DIRECTION: Your task is to transcribe the data in full.

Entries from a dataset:
------------------------------------

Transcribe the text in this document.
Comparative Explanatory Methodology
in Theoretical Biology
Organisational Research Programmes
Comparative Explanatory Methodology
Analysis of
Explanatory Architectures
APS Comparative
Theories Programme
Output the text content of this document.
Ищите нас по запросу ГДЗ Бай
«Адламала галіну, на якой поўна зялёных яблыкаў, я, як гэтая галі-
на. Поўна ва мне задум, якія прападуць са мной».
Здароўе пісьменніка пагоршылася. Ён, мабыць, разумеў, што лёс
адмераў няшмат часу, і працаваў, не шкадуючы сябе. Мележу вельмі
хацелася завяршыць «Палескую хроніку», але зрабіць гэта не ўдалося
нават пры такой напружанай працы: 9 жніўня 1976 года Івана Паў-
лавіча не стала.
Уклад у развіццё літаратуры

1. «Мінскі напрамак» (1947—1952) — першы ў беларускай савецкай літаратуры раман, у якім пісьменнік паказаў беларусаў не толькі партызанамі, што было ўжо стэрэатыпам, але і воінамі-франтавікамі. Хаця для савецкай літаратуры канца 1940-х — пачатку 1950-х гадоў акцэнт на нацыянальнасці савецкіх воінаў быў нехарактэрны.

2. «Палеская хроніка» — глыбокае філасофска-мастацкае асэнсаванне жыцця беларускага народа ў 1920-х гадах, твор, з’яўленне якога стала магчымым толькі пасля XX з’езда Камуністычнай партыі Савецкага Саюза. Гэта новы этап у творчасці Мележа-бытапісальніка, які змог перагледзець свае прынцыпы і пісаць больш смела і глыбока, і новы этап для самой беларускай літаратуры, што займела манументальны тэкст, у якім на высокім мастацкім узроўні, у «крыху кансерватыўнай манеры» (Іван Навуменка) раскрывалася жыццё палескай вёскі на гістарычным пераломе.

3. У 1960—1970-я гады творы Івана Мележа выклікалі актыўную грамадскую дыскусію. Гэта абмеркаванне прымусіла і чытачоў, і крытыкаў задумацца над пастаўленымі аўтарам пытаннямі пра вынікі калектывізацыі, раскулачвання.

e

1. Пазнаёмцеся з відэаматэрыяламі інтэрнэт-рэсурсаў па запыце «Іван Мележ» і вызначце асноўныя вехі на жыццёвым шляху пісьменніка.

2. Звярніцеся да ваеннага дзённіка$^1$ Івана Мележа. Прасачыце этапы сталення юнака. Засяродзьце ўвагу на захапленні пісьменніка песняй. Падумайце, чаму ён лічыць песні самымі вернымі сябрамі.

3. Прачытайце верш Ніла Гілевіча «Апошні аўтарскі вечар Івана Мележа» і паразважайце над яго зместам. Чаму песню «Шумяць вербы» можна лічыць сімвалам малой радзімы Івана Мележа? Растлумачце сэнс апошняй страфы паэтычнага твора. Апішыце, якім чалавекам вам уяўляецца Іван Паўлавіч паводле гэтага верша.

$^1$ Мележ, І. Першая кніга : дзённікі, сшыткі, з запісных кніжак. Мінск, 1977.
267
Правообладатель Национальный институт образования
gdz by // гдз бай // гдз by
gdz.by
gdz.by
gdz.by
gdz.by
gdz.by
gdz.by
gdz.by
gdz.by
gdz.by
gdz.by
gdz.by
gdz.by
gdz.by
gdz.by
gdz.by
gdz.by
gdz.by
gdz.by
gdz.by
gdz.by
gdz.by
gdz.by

------------------------------------

TASK OUTPUT:
Transcribe the text in this document.
Comparative Explanatory Methodology
in Theoretical Biology
Organisational Research Programmes
Comparative Explanatory Methodology
Analysis of
Explanatory Architectures
APS Comparative
Theories Programme
Output the text content of this document.
Ищите нас по запросу ГДЗ Бай
«Адламала галіну, на якой поўна зялёных яблыкаў, я, як гэтая галі-
на. Поўна ва мне задум, якія прападуць са мной».
Здароўе пісьменніка пагоршылася. Ён, мабыць, разумеў, што лёс
адмераў няшмат часу, і працаваў, не шкадуючы сябе. Мележу вельмі
хацелася завяршыць «Палескую хроніку», але зрабіць гэта не ўдалося
нават пры такой напружанай працы: 9 жніўня 1976 года Івана Паў-
лавіча не стала.
Уклад у развіццё літаратуры

1. «Мінскі напрамак» (1947—1952) — першы ў беларускай савецкай літаратуры раман, у якім пісьменнік паказаў беларусаў не толькі партызанамі, што было ўжо стэрэатыпам, але і воінамі-франтавікамі. Хаця для савецкай літаратуры канца 1940-х — пачатку 1950-х гадоў акцэнт на нацыянальнасці савецкіх воінаў быў нехарактэрны.

2. «Палеская хроніка» — глыбокае філасофска-мастацкае асэнсаванне жыцця беларускага народа ў 1920-х гадах, твор, з’яўленне якога стала магчымым толькі пасля XX з’езда Камуністычнай партыі Савецкага Саюза. Гэта новы этап у творчасці Мележа-бытапісальніка, які змог перагледзець свае прынцыпы і пісаць больш смела і глыбока, і новы этап для самой беларускай літаратуры, што займела манументальны тэкст, у якім на высокім мастацкім узроўні, у «крыху кансерватыўнай манеры» (Іван Навуменка) раскрывалася жыццё палескай вёскі на гістарычным пераломе.

3. У 1960—1970-я гады творы Івана Мележа выклікалі актыўную грамадскую дыскусію. Гэта абмеркаванне прымусіла і чытачоў, і крытыкаў задумацца над пастаўленымі аўтарам пытаннямі пра вынікі калектывізацыі, раскулачвання.

e

1. Пазнаёмцеся з відэаматэрыяламі інтэрнэт-рэсурсаў па запыце «Іван Мележ» і вызначце асноўныя вехі на жыццёвым шляху пісьменніка.

2. Звярніцеся да ваеннага дзённіка$^1$ Івана Мележа. Прасачыце этапы сталення юнака. Засяродзьце ўвагу на захапленні пісьменніка песняй. Падумайце, чаму ён лічыць песні самымі вернымі сябрамі.

3. Прачытайце верш Ніла Гілевіча «Апошні аўтарскі вечар Івана Мележа» і паразважайце над яго зместам. Чаму песню «Шумяць вербы» можна лічыць сімвалам малой радзімы Івана Мележа? Растлумачце сэнс апошняй страфы паэтычнага твора. Апішыце, якім чалавекам вам уяўляецца Іван Паўлавіч паводле гэтага верша.

$^1$ Мележ, І. Першая кніга : дзённікі, сшыткі, з запісных кніжак. Мінск, 1977.
267
Правообладатель Национальный институт образования
gdz by // гдз бай // гдз by
gdz.by
gdz.by
gdz.by
gdz.by
gdz.by
gdz.by
gdz.by
gdz.by
gdz.by
gdz.by
gdz.by
gdz.by
gdz.by
gdz.by
gdz.by
gdz.by
gdz.by
gdz.by
gdz.by
gdz.by
gdz.by
gdz.by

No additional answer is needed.